BEGIN RECORDED DATA

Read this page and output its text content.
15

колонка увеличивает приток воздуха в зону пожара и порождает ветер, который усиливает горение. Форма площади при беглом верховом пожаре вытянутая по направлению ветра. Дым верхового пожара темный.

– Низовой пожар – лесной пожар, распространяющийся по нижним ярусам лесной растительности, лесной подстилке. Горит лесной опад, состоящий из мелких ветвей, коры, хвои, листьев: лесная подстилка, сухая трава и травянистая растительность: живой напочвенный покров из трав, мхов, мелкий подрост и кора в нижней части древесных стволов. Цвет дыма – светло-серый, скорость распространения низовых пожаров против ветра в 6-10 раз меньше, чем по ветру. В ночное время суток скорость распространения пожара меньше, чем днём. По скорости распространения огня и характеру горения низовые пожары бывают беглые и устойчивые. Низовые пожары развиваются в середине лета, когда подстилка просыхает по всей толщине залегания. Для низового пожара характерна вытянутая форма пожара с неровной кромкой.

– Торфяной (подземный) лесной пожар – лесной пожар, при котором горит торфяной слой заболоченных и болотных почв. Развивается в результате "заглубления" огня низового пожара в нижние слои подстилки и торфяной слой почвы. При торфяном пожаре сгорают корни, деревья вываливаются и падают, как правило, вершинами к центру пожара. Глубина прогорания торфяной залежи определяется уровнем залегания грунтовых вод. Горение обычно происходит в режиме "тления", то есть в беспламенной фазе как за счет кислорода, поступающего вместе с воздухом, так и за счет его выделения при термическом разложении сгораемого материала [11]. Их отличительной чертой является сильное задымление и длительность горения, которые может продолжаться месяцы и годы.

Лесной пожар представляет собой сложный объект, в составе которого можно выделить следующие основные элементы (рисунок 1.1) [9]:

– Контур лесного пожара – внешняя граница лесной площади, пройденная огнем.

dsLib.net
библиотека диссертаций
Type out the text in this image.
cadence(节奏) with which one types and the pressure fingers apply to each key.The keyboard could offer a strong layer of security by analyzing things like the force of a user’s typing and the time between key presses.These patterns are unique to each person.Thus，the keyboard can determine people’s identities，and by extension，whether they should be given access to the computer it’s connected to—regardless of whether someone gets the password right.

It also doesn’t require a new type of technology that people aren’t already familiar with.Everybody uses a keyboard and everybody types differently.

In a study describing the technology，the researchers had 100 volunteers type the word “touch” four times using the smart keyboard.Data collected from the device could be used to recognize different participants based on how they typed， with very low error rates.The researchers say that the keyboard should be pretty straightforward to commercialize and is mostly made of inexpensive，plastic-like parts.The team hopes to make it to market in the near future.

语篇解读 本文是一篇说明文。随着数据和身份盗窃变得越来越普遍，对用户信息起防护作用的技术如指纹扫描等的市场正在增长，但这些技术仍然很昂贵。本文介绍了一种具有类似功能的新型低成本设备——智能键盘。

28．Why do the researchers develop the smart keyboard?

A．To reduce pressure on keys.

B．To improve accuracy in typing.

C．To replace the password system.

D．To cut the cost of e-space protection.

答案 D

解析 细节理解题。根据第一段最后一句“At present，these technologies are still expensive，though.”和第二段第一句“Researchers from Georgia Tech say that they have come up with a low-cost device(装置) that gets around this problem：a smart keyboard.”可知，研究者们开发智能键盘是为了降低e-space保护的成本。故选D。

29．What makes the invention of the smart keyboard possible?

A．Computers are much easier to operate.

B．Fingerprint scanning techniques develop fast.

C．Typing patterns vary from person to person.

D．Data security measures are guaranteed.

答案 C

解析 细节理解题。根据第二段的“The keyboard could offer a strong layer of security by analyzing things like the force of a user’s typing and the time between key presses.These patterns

END RECORDED DATA
BEGIN RECORDED DATA

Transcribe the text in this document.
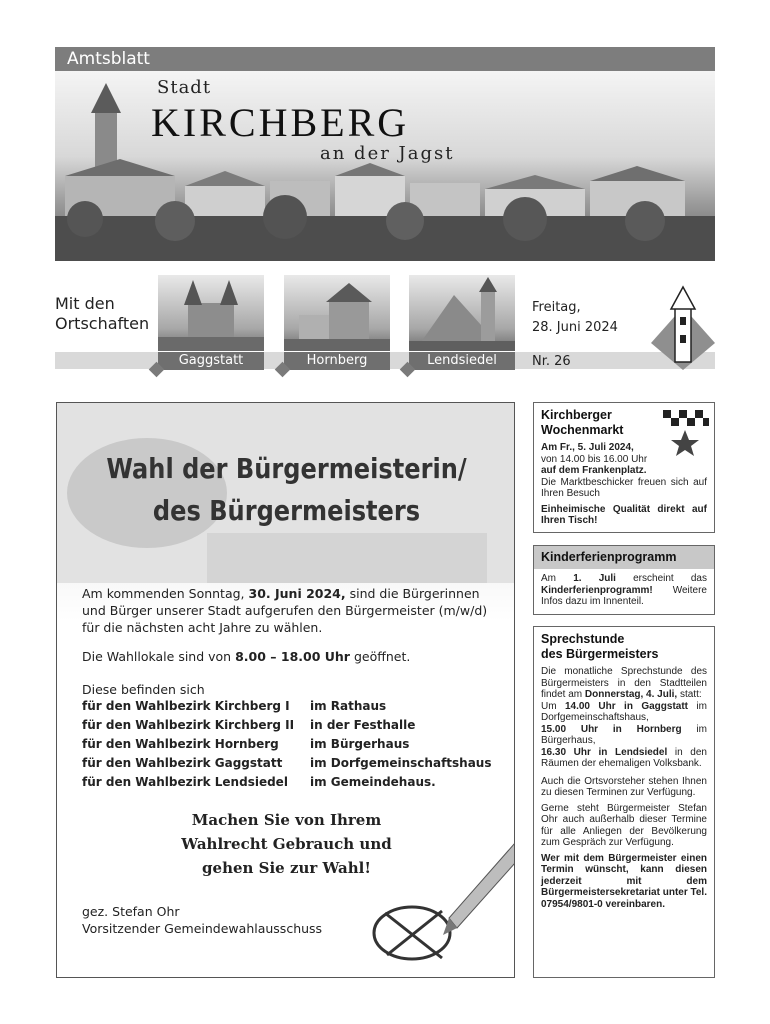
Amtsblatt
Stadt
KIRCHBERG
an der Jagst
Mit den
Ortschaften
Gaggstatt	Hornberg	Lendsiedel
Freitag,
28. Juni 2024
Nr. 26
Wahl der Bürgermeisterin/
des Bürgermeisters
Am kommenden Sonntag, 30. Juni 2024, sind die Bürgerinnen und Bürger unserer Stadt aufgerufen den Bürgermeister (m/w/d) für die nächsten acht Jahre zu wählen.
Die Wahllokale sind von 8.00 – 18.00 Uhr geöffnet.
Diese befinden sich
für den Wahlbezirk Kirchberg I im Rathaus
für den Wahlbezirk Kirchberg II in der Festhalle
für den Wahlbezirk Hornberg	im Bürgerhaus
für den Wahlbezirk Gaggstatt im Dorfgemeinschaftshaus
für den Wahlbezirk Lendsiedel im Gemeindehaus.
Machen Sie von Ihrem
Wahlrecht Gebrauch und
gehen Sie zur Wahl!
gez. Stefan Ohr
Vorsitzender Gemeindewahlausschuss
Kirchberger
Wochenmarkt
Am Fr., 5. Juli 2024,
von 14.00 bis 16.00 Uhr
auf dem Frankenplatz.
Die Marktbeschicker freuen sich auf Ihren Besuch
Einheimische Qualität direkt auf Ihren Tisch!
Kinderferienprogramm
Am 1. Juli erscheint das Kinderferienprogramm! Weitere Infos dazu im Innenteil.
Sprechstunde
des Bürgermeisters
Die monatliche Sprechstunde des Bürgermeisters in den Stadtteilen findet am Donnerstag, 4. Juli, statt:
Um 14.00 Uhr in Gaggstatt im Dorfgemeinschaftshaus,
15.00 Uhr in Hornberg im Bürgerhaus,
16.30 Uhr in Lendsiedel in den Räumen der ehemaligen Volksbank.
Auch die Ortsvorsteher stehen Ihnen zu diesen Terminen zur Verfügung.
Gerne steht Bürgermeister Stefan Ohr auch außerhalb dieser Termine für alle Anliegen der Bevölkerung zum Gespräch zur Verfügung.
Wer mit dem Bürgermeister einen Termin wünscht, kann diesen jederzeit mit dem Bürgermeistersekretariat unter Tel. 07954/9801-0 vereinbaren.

END RECORDED DATA

▸ **WHAT IS BEING ASKED**
From the data, collect all lines where the string "Sprechstunde" appears.

▸ **SOLUTION FOR THIS EXERCISE**
Sprechstunde
Die monatliche Sprechstunde des Bürgermeisters in den Stadtteilen findet am Donnerstag, 4. Juli, statt:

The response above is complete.